Extracted data entries:
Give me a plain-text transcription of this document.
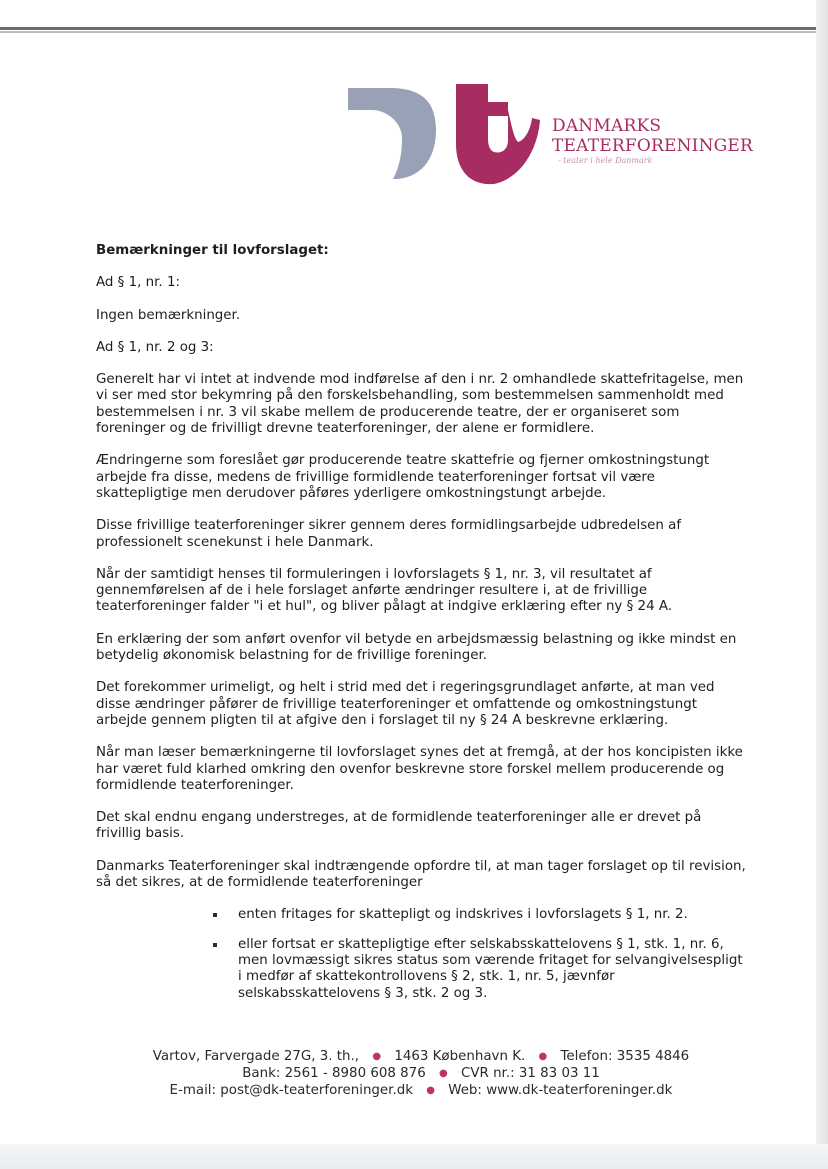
DANMARKS
TEATERFORENINGER
- teater i hele Danmark
Bemærkninger til lovforslaget:

Ad § 1, nr. 1:

Ingen bemærkninger.

Ad § 1, nr. 2 og 3:

Generelt har vi intet at indvende mod indførelse af den i nr. 2 omhandlede skattefritagelse, men vi ser med stor bekymring på den forskelsbehandling, som bestemmelsen sammenholdt med bestemmelsen i nr. 3 vil skabe mellem de producerende teatre, der er organiseret som foreninger og de frivilligt drevne teaterforeninger, der alene er formidlere.

Ændringerne som foreslået gør producerende teatre skattefrie og fjerner omkostningstungt arbejde fra disse, medens de frivillige formidlende teaterforeninger fortsat vil være skattepligtige men derudover påføres yderligere omkostningstungt arbejde.

Disse frivillige teaterforeninger sikrer gennem deres formidlingsarbejde udbredelsen af professionelt scenekunst i hele Danmark.

Når der samtidigt henses til formuleringen i lovforslagets § 1, nr. 3, vil resultatet af gennemførelsen af de i hele forslaget anførte ændringer resultere i, at de frivillige teaterforeninger falder "i et hul", og bliver pålagt at indgive erklæring efter ny § 24 A.

En erklæring der som anført ovenfor vil betyde en arbejdsmæssig belastning og ikke mindst en betydelig økonomisk belastning for de frivillige foreninger.

Det forekommer urimeligt, og helt i strid med det i regeringsgrundlaget anførte, at man ved disse ændringer påfører de frivillige teaterforeninger et omfattende og omkostningstungt arbejde gennem pligten til at afgive den i forslaget til ny § 24 A beskrevne erklæring.

Når man læser bemærkningerne til lovforslaget synes det at fremgå, at der hos koncipisten ikke har været fuld klarhed omkring den ovenfor beskrevne store forskel mellem producerende og formidlende teaterforeninger.

Det skal endnu engang understreges, at de formidlende teaterforeninger alle er drevet på frivillig basis.

Danmarks Teaterforeninger skal indtrængende opfordre til, at man tager forslaget op til revision, så det sikres, at de formidlende teaterforeninger

enten fritages for skattepligt og indskrives i lovforslagets § 1, nr. 2.
eller fortsat er skattepligtige efter selskabsskattelovens § 1, stk. 1, nr. 6, men lovmæssigt sikres status som værende fritaget for selvangivelsespligt i medfør af skattekontrollovens § 2, stk. 1, nr. 5, jævnfør selskabsskattelovens § 3, stk. 2 og 3.
Vartov, Farvergade 27G, 3. th., ● 1463 København K. ● Telefon: 3535 4846
Bank: 2561 - 8980 608 876 ● CVR nr.: 31 83 03 11
E-mail: post@dk-teaterforeninger.dk ● Web: www.dk-teaterforeninger.dk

Request: A faithful copy of the records above is needed, with the pictures left out.

Answer to the problem:
Give me a plain-text transcription of this document.
DANMARKS
TEATERFORENINGER
- teater i hele Danmark
Bemærkninger til lovforslaget:

Ad § 1, nr. 1:

Ingen bemærkninger.

Ad § 1, nr. 2 og 3:

Generelt har vi intet at indvende mod indførelse af den i nr. 2 omhandlede skattefritagelse, men vi ser med stor bekymring på den forskelsbehandling, som bestemmelsen sammenholdt med bestemmelsen i nr. 3 vil skabe mellem de producerende teatre, der er organiseret som foreninger og de frivilligt drevne teaterforeninger, der alene er formidlere.

Ændringerne som foreslået gør producerende teatre skattefrie og fjerner omkostningstungt arbejde fra disse, medens de frivillige formidlende teaterforeninger fortsat vil være skattepligtige men derudover påføres yderligere omkostningstungt arbejde.

Disse frivillige teaterforeninger sikrer gennem deres formidlingsarbejde udbredelsen af professionelt scenekunst i hele Danmark.

Når der samtidigt henses til formuleringen i lovforslagets § 1, nr. 3, vil resultatet af gennemførelsen af de i hele forslaget anførte ændringer resultere i, at de frivillige teaterforeninger falder "i et hul", og bliver pålagt at indgive erklæring efter ny § 24 A.

En erklæring der som anført ovenfor vil betyde en arbejdsmæssig belastning og ikke mindst en betydelig økonomisk belastning for de frivillige foreninger.

Det forekommer urimeligt, og helt i strid med det i regeringsgrundlaget anførte, at man ved disse ændringer påfører de frivillige teaterforeninger et omfattende og omkostningstungt arbejde gennem pligten til at afgive den i forslaget til ny § 24 A beskrevne erklæring.

Når man læser bemærkningerne til lovforslaget synes det at fremgå, at der hos koncipisten ikke har været fuld klarhed omkring den ovenfor beskrevne store forskel mellem producerende og formidlende teaterforeninger.

Det skal endnu engang understreges, at de formidlende teaterforeninger alle er drevet på frivillig basis.

Danmarks Teaterforeninger skal indtrængende opfordre til, at man tager forslaget op til revision, så det sikres, at de formidlende teaterforeninger

enten fritages for skattepligt og indskrives i lovforslagets § 1, nr. 2.
eller fortsat er skattepligtige efter selskabsskattelovens § 1, stk. 1, nr. 6, men lovmæssigt sikres status som værende fritaget for selvangivelsespligt i medfør af skattekontrollovens § 2, stk. 1, nr. 5, jævnfør selskabsskattelovens § 3, stk. 2 og 3.
Vartov, Farvergade 27G, 3. th., ● 1463 København K. ● Telefon: 3535 4846
Bank: 2561 - 8980 608 876 ● CVR nr.: 31 83 03 11
E-mail: post@dk-teaterforeninger.dk ● Web: www.dk-teaterforeninger.dk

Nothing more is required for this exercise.